- [Reading passage]
......

With the release of the first draft sequence, a winner was announced. Surprisingly, the winner was the entrant with the very lowest estimate, 25,947 genes. How could Homo sapiens with their complex brains and sophisticated immune systems have only twice as many genes as the roundworm and approximately the same number of genes as the first sequenced plant genome, the mustard weed Arabidopsis thaliana? Part of the answer to this question has to do with a remarkable discovery made in the late 1970s. At that time, the proteins of many eukaryotes were found to be encoded in DNA not as continuous stretches (as they are in bacteria and yeast) but in pieces. Thus, the genes of higher eukaryotes are usually composed of pieces called exons (for expressed region) that encode parts of proteins and pieces called introns (for intervening region) that separate exons. As you will learn in this chapter, an RNA copy containing both exons and introns is synthesized from a gene. A biological machine (called a spliceosome) removes the introns and joins the exons (in a process called RNA splicing) to produce a mature RNA that contains the continuous information needed to synthesize a protein.

What do exons and introns have to do with the low human gene count? For now, suffice it to say that the RNA transcribed from a gene can be spliced in alternative ways. Although we have only about 21,000 genes, these genes encode more than 100,000 proteins, thanks to the process of alternative splicing of RNA.

Even more surprising is the finding that only a small fraction of the genome actually codes for proteins (a little more than 2 percent for most complex multicellular organisms). The content of genomes will be the subject of future chapters. For now it is important to note that despite having such a small proportion of coding DNA, most of the genome still encodes RNA. The story of this aptly named non-protein-coding RNA (ncRNA) is a work in progress. That story will be introduced in this chapter and developed in succeeding chapters.

In this chapter, we see the first steps in the transfer of information from genes to gene products. Within the DNA sequence of any organism’s genome is encoded information specifying each of the gene products that the organism can make. These DNA sequences also contain information specifying when, where, and how much of the product is made. To utilize the information, an RNA copy of the gene must be synthesized in a process called transcription.

......

- [Questions on the material]
**a.** In the passage on genes and RNA splicing, how many genes did the winning entrant estimate?
**b.** Reproduce the passage on genes and RNA splicing word for word from "What do exons" to "in succeeding chapters.".
**c.** According to the passage on genes and RNA splicing, how can humans make more than 100,000 proteins with only about 21,000 genes?
The rows have nothing to do with this work.

......

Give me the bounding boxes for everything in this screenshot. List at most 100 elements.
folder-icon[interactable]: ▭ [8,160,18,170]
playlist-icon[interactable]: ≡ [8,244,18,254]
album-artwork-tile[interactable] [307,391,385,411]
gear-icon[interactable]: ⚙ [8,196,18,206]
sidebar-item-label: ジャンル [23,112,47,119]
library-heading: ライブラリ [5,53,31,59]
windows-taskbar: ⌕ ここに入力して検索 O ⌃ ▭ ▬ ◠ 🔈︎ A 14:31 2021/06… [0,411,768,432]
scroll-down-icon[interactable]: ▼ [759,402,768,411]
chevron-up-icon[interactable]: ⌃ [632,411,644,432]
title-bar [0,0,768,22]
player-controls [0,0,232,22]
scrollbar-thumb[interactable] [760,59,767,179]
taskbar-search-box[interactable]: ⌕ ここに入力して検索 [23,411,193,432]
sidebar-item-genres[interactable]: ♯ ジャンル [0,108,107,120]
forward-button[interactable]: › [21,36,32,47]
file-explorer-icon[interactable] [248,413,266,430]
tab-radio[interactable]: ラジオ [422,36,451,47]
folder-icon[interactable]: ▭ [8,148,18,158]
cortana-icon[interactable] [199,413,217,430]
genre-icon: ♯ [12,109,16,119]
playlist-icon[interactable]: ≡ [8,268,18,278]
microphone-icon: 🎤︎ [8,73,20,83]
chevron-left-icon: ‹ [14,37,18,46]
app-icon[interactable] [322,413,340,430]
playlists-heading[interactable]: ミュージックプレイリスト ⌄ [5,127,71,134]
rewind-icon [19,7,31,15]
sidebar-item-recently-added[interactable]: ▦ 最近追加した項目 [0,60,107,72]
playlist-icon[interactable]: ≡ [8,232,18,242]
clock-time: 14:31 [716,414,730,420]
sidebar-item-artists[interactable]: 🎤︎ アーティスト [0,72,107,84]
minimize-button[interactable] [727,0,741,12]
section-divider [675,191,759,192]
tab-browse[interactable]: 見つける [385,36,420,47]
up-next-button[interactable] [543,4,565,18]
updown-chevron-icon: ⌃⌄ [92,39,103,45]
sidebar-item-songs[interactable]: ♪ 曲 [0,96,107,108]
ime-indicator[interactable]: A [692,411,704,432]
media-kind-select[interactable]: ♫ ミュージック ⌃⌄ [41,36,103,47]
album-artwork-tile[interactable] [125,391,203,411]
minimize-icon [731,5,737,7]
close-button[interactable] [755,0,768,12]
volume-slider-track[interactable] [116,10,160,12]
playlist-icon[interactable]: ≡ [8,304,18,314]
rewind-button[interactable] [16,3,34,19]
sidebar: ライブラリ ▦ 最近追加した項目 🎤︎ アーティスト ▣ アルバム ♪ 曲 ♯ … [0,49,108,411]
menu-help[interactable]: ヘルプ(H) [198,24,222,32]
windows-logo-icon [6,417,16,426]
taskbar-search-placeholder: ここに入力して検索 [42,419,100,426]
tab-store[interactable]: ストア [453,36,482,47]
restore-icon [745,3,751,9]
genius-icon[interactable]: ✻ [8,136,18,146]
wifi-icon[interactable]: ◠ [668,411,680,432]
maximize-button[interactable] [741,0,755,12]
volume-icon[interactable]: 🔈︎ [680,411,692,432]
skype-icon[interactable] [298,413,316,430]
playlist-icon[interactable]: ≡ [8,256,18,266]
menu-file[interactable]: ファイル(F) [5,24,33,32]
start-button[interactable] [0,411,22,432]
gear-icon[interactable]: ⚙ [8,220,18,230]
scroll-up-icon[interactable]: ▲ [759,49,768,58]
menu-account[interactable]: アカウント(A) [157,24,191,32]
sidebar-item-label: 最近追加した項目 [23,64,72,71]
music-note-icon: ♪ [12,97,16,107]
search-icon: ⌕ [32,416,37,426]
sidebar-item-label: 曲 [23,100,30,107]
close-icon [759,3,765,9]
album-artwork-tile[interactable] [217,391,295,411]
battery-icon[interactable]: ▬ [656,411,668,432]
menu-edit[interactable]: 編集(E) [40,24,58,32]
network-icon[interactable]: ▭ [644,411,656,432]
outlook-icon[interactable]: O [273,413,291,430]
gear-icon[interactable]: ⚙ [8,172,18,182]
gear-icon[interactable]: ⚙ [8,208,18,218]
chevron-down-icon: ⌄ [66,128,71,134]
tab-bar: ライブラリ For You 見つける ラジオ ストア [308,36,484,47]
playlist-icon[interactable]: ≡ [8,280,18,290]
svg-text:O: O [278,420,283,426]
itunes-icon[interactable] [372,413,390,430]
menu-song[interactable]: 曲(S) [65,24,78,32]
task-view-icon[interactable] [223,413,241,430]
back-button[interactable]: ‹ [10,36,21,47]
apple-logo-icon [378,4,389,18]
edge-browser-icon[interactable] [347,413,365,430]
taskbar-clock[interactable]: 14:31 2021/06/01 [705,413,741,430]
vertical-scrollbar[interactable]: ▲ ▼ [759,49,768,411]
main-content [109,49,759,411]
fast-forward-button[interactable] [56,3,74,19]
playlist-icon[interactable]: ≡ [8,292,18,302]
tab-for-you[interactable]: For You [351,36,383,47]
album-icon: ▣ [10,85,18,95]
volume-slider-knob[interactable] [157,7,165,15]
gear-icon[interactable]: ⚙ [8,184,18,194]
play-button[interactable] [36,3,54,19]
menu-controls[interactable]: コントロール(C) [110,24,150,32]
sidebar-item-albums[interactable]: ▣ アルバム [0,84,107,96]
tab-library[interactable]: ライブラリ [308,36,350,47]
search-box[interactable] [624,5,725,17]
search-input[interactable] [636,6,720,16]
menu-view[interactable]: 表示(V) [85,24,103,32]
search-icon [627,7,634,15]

......

- [Per-task answers]
**a.** 25,947 genes.

**b.**
What do exons and introns have to do with the low human gene count? For now, suffice it to say that the RNA transcribed from a gene can be spliced in alternative ways. Although we have only about 21,000 genes, these genes encode more than 100,000 proteins, thanks to the process of alternative splicing of RNA.

Even more surprising is the finding that only a small fraction of the genome actually codes for proteins (a little more than 2 percent for most complex multicellular organisms). The content of genomes will be the subject of future chapters. For now it is important to note that despite having such a small proportion of coding DNA, most of the genome still encodes RNA. The story of this aptly named non-protein-coding RNA (ncRNA) is a work in progress. That story will be introduced in this chapter and developed in succeeding chapters.

**c.** The RNA transcribed from a gene can be spliced in alternative ways. This process of alternative splicing lets about 21,000 genes encode more than 100,000 proteins.